┏━━
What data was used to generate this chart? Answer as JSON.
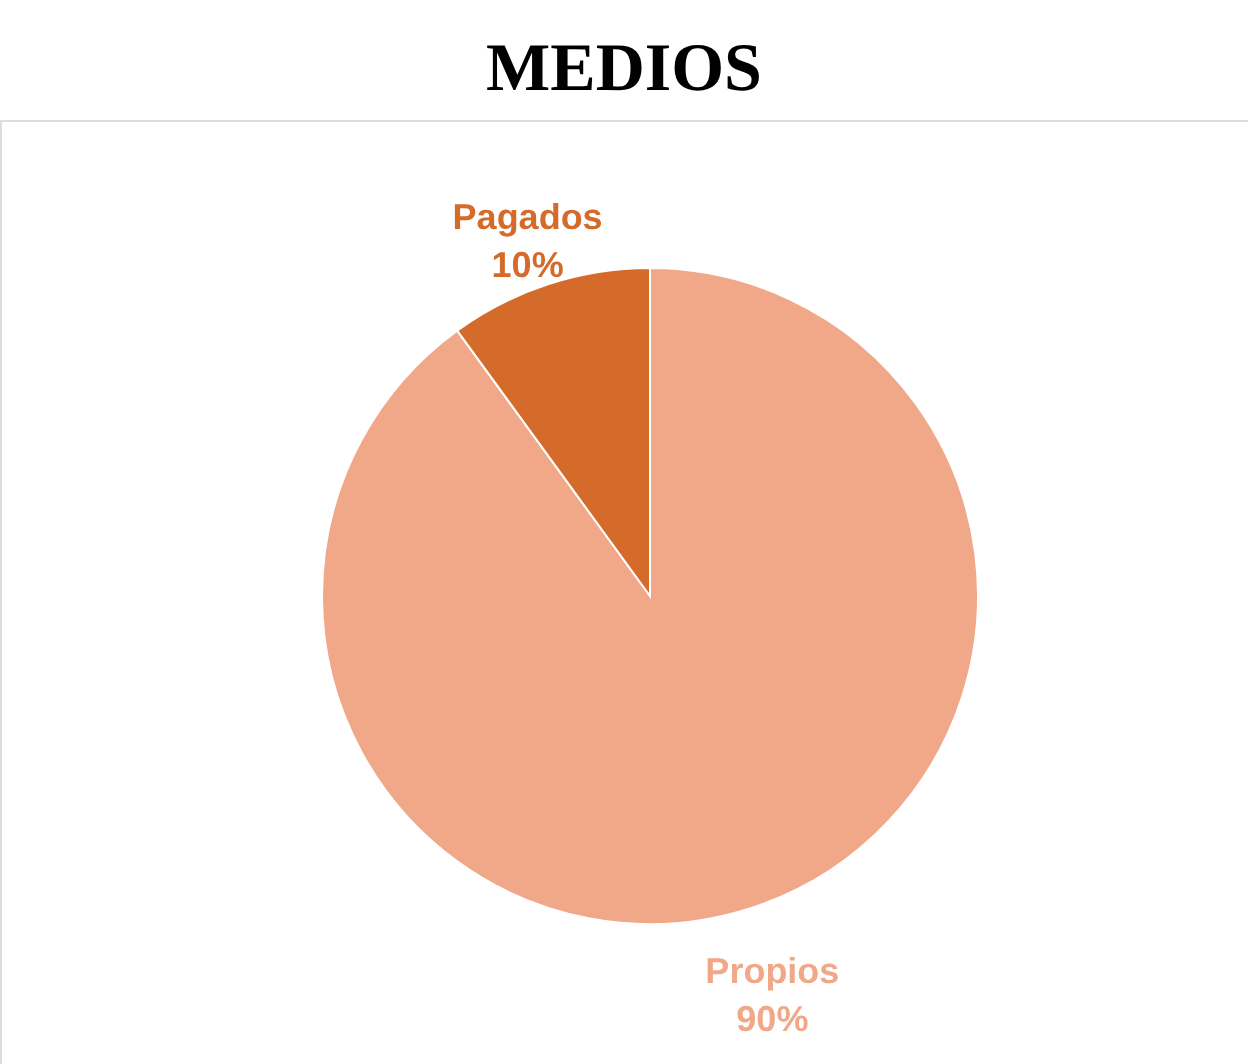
{
  "chart_data": {
    "type": "pie",
    "title": "MEDIOS",
    "categories": [
      "Propios",
      "Pagados"
    ],
    "values": [
      90,
      10
    ],
    "colors": [
      "#f0a889",
      "#d46b2a"
    ],
    "value_labels": [
      "90%",
      "10%"
    ],
    "legend": false
  }
}
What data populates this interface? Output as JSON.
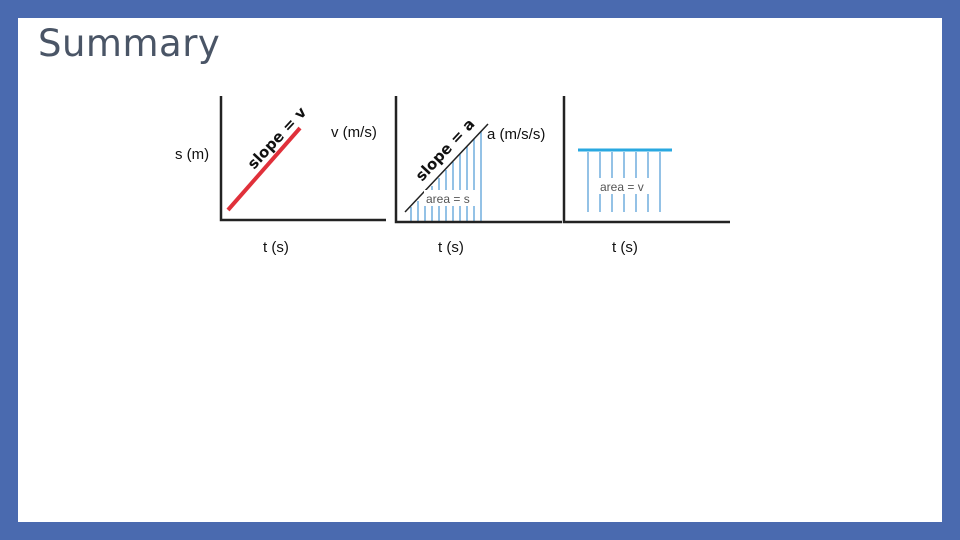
┗━━
- Short task:
Give all the lines above again, character for character, without pictures.

- Task result:
What data was used to generate this chart? Answer as JSON.
{
  "chart_data": {
    "type": "pie",
    "title": "MEDIOS",
    "categories": [
      "Propios",
      "Pagados"
    ],
    "values": [
      90,
      10
    ],
    "colors": [
      "#f0a889",
      "#d46b2a"
    ],
    "value_labels": [
      "90%",
      "10%"
    ],
    "legend": false
  }
}
What data populates this interface? Output as JSON.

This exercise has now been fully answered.